WORK REQUIRED: Scan the data. Collect each line that contains the word "wieder".

RECORDED INFORMATION:
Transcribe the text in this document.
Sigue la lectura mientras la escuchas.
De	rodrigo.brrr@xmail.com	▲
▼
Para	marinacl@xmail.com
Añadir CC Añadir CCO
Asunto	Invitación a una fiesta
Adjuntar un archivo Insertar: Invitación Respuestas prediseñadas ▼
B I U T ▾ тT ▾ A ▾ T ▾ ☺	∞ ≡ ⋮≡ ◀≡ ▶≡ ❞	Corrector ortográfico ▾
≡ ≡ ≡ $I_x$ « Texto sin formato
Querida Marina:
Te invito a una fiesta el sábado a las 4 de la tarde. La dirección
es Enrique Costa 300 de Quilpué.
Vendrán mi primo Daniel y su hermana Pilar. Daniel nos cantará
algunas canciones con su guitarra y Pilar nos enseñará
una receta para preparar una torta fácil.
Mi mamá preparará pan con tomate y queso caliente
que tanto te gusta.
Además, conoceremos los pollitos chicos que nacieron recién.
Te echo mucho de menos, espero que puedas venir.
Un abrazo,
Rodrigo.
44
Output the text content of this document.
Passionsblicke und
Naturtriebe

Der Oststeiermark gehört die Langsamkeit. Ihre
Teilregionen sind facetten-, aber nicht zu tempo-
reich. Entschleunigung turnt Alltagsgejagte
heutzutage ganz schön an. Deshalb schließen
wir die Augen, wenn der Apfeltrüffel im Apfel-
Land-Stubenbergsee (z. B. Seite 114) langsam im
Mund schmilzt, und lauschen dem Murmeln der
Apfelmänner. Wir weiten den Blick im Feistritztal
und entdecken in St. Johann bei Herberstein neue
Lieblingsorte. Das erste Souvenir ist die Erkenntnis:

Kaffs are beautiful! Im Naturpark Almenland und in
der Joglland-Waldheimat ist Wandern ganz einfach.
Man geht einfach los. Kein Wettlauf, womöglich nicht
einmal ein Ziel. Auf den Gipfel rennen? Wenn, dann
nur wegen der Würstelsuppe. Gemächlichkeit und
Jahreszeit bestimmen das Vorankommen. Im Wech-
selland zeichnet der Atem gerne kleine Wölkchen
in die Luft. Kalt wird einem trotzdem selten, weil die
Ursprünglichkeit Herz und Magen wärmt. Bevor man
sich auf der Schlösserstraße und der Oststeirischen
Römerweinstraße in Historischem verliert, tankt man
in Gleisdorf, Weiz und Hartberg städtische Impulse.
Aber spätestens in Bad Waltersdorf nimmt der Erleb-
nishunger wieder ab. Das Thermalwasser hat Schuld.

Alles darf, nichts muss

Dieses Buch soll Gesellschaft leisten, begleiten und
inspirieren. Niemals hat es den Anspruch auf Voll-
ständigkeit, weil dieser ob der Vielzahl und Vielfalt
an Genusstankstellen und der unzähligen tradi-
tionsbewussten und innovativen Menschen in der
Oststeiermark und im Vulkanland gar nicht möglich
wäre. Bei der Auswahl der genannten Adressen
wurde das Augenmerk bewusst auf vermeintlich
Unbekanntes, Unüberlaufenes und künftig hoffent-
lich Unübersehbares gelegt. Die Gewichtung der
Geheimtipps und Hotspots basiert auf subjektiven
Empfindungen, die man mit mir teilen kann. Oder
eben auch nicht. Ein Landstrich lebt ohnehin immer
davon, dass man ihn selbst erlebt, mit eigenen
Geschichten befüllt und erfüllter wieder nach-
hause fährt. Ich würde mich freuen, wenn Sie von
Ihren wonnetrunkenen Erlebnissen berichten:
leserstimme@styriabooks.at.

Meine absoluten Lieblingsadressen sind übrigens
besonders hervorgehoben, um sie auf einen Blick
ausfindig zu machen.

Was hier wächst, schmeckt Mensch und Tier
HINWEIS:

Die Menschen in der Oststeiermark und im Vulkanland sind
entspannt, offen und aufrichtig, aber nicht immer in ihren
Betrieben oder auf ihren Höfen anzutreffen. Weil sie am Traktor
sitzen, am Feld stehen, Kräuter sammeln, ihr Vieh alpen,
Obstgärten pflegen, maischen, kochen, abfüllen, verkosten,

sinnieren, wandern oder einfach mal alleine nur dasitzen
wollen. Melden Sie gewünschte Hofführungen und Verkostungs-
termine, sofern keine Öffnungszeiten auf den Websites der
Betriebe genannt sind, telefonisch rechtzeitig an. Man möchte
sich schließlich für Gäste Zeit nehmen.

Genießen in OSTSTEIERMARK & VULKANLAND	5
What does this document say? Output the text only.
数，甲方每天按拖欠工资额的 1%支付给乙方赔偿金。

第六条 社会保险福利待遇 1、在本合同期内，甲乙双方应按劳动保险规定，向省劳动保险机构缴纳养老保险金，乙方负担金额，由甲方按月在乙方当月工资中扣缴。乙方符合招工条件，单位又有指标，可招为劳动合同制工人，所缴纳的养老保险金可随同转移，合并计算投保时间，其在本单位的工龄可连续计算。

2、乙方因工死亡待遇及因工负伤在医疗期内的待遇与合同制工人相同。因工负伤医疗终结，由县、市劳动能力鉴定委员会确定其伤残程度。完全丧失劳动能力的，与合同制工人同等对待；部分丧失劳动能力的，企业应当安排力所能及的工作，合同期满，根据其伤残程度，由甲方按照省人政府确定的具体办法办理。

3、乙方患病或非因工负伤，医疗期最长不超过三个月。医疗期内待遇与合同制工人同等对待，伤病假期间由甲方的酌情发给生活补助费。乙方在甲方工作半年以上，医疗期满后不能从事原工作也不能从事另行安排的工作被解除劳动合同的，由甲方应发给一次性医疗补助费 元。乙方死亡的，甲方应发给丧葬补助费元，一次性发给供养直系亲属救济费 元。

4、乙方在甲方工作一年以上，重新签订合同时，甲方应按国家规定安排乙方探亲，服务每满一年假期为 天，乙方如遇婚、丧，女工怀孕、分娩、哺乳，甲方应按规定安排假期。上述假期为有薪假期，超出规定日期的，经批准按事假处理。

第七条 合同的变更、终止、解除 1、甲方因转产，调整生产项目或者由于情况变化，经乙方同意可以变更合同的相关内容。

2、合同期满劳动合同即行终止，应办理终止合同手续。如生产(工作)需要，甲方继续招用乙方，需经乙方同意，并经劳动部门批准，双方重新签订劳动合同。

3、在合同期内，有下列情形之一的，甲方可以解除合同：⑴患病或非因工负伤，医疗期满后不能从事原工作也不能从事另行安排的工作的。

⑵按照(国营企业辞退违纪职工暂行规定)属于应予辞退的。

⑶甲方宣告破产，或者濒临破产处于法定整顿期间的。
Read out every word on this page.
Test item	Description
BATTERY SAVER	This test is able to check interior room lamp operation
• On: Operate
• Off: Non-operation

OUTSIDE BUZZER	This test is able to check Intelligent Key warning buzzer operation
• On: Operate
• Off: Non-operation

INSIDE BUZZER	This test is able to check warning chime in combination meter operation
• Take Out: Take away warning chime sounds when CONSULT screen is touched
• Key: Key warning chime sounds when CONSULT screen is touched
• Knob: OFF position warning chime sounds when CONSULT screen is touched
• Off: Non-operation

RESULT OF THIS TASK:
nishunger wieder ab. Das Thermalwasser hat Schuld.
Geschichten befüllt und erfüllter wieder nach-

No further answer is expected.